### TASK DESCRIPTION
Check every line of the entries that follow, and copy the ones containing "segítségével".

Entries taken from a collection
* BEGIN *

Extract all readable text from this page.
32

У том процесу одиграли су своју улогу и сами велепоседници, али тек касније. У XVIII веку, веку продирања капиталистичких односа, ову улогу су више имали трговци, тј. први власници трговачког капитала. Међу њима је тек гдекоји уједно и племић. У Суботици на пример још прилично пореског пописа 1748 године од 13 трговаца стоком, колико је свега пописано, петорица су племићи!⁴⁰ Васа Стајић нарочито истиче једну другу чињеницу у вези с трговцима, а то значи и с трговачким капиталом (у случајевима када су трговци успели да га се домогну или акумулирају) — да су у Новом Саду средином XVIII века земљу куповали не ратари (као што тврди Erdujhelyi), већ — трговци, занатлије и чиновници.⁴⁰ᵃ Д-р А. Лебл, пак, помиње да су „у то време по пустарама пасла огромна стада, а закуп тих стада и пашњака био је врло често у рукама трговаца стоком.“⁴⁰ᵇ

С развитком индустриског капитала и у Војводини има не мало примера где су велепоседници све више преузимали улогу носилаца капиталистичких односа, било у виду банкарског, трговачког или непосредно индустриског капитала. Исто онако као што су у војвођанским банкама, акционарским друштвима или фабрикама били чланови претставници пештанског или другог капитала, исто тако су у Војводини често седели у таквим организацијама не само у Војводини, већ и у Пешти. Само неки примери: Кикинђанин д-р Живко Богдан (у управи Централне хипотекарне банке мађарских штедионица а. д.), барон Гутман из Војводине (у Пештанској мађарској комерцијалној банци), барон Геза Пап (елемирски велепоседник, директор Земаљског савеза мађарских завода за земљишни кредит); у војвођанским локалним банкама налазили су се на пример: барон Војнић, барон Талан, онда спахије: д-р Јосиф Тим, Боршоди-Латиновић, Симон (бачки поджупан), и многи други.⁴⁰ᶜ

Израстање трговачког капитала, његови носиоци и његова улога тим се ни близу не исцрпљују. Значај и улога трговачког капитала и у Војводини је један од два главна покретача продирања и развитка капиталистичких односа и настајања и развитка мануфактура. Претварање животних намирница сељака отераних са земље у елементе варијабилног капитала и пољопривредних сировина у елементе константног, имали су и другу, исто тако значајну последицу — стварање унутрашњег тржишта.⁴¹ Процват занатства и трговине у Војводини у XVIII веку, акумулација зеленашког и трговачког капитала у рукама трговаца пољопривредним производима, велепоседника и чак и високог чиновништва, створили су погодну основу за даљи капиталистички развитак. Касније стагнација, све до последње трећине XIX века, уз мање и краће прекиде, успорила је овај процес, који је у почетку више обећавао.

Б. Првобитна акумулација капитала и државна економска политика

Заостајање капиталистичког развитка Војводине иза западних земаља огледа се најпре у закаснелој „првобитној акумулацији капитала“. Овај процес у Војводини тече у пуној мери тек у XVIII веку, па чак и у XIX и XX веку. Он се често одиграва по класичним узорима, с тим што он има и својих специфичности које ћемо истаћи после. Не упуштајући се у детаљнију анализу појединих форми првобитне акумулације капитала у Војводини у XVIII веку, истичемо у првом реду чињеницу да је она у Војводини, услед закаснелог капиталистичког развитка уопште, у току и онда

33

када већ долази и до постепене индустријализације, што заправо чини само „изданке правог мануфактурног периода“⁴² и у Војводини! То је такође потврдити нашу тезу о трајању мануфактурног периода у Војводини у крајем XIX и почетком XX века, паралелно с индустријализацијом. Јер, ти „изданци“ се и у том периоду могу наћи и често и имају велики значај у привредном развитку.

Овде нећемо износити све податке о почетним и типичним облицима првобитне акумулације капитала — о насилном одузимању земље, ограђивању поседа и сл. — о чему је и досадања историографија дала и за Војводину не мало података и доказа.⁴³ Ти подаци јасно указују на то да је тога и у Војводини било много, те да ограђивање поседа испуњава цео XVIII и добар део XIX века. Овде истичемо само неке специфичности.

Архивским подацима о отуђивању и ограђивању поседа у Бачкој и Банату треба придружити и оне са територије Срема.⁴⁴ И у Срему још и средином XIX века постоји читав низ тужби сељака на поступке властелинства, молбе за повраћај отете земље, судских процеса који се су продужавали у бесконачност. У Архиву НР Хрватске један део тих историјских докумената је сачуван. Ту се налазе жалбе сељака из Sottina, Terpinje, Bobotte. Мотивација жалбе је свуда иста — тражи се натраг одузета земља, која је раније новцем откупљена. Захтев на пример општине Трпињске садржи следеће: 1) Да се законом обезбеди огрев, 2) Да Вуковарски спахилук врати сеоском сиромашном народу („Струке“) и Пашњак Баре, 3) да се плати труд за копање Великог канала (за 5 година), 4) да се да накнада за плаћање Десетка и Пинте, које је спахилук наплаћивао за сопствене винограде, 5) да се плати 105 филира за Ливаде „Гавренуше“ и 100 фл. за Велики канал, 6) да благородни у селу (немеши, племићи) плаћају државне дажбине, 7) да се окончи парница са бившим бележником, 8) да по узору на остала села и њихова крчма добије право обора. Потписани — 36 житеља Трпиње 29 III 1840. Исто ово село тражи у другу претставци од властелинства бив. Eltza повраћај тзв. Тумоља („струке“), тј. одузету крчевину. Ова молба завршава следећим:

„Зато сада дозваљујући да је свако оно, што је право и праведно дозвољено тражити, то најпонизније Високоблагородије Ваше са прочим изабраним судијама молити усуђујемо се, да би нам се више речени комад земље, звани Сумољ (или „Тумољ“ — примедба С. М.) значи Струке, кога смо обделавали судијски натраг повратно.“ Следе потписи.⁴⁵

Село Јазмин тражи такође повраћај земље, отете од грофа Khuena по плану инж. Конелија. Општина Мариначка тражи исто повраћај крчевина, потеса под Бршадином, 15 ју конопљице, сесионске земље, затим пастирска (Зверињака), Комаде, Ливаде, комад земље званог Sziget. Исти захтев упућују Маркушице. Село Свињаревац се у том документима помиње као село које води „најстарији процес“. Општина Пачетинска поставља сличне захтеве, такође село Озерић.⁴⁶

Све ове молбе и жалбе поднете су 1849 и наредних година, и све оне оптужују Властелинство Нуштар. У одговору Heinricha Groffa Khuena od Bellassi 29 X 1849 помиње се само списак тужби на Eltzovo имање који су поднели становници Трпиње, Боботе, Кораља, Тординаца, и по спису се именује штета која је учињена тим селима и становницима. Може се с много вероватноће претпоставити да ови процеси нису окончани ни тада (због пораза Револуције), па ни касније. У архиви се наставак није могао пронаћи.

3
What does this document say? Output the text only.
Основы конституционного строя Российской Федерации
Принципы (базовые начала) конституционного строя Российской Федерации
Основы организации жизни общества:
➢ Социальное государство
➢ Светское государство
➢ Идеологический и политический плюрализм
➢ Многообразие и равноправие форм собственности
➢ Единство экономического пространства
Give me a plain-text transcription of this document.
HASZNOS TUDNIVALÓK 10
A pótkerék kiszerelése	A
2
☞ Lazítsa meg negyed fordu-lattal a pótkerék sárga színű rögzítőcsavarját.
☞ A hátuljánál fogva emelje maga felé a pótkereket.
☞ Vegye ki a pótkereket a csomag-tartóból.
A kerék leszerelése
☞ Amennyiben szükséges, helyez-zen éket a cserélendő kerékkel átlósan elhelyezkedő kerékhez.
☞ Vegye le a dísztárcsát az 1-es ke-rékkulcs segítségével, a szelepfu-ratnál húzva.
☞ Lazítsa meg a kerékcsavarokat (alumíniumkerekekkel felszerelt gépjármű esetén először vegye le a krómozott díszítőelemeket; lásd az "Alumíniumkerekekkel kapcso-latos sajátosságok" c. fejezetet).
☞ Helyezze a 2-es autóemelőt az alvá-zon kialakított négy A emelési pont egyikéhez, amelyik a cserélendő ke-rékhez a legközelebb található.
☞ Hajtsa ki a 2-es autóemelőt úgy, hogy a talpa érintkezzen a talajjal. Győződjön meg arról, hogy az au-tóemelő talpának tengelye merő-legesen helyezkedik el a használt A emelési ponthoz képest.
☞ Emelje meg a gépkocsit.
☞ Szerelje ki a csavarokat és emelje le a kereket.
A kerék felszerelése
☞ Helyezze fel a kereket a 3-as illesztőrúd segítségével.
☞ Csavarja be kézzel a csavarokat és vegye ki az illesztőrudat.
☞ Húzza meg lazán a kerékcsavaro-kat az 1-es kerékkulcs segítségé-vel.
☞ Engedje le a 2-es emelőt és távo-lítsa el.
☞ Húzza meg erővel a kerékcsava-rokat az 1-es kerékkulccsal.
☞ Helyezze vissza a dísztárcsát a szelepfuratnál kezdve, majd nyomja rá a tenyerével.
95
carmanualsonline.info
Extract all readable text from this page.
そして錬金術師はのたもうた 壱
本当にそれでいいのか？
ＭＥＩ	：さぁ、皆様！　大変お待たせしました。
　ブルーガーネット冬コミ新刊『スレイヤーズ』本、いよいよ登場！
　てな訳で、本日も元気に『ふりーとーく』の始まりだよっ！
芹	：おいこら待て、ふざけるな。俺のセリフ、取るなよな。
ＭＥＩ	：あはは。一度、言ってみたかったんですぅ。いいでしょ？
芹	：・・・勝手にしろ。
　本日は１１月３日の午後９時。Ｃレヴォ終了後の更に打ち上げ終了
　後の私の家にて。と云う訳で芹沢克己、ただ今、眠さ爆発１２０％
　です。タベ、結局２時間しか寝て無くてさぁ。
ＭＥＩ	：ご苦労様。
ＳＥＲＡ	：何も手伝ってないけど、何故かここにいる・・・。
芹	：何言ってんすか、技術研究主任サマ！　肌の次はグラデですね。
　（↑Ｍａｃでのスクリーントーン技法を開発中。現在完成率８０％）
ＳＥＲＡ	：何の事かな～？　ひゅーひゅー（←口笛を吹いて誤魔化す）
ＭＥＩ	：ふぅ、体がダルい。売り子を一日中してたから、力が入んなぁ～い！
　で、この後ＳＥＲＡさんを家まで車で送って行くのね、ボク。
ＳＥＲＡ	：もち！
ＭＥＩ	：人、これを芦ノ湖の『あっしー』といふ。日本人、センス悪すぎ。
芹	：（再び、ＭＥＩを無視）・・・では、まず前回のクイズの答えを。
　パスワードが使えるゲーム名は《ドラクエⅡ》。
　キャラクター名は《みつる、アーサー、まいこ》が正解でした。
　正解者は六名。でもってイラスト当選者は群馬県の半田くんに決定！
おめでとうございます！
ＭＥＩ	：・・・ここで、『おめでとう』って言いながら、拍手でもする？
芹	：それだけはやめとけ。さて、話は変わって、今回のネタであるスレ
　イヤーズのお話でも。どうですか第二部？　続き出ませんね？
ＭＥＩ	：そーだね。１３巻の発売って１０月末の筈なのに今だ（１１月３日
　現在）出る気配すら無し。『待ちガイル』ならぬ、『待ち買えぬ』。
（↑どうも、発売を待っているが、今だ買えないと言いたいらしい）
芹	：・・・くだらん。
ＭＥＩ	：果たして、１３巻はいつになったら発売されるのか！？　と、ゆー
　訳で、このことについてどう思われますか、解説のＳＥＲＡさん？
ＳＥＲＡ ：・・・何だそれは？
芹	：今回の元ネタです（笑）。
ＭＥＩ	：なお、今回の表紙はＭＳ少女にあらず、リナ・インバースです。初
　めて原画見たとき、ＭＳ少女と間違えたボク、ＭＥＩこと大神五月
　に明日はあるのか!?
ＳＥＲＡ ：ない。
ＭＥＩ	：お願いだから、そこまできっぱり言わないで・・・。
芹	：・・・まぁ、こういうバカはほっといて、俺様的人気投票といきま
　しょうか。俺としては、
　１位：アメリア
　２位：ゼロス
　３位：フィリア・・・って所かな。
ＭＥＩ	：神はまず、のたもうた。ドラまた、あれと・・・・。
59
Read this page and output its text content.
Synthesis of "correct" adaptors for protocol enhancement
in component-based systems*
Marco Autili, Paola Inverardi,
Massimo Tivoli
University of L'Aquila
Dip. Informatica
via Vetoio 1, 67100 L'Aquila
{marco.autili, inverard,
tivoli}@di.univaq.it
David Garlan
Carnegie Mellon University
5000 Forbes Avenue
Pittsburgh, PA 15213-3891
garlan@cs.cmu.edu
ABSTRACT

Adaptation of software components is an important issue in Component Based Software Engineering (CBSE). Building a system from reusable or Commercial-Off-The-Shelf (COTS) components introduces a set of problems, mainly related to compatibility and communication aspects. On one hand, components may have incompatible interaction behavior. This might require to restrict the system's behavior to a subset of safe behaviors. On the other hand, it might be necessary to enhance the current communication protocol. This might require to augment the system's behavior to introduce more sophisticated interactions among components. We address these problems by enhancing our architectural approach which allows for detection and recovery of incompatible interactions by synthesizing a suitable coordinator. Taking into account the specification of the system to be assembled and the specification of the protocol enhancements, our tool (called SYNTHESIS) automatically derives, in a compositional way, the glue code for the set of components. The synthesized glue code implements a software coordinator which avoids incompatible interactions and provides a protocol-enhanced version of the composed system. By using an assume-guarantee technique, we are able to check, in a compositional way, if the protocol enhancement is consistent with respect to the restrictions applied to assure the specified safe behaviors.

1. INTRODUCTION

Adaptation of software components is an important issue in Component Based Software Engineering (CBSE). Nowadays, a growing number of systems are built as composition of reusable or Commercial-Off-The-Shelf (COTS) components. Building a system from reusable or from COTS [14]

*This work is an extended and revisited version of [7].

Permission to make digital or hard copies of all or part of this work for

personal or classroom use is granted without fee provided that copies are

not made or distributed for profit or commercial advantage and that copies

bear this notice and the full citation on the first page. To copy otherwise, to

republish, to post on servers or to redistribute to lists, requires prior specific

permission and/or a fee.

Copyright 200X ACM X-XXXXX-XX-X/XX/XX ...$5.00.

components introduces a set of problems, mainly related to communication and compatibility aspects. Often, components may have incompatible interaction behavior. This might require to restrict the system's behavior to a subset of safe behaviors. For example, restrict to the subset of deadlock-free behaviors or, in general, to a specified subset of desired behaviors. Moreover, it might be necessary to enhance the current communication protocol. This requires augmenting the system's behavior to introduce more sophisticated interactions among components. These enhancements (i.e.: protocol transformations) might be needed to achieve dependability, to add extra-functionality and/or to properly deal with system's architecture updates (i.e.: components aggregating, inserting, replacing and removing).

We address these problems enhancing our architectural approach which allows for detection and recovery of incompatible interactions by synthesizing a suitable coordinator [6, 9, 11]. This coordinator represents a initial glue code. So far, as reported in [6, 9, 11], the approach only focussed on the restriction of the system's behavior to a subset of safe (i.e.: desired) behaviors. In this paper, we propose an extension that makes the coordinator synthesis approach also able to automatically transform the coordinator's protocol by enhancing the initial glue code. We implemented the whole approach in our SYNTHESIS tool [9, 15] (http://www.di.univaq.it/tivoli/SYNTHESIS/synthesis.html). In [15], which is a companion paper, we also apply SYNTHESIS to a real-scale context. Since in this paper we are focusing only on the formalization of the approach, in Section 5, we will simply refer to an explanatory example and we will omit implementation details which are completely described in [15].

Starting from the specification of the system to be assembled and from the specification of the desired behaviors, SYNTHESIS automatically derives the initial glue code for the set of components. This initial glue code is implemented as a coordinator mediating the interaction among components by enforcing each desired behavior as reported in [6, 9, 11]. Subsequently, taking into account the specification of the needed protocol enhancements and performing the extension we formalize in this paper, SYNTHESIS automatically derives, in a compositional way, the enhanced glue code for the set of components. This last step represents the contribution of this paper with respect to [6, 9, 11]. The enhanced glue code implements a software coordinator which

* END *

### RESULT OF THE EXERCISE
☞ Vegye le a dísztárcsát az 1-es ke-rékkulcs segítségével, a szelepfu-ratnál húzva.
☞ Helyezze fel a kereket a 3-as illesztőrúd segítségével.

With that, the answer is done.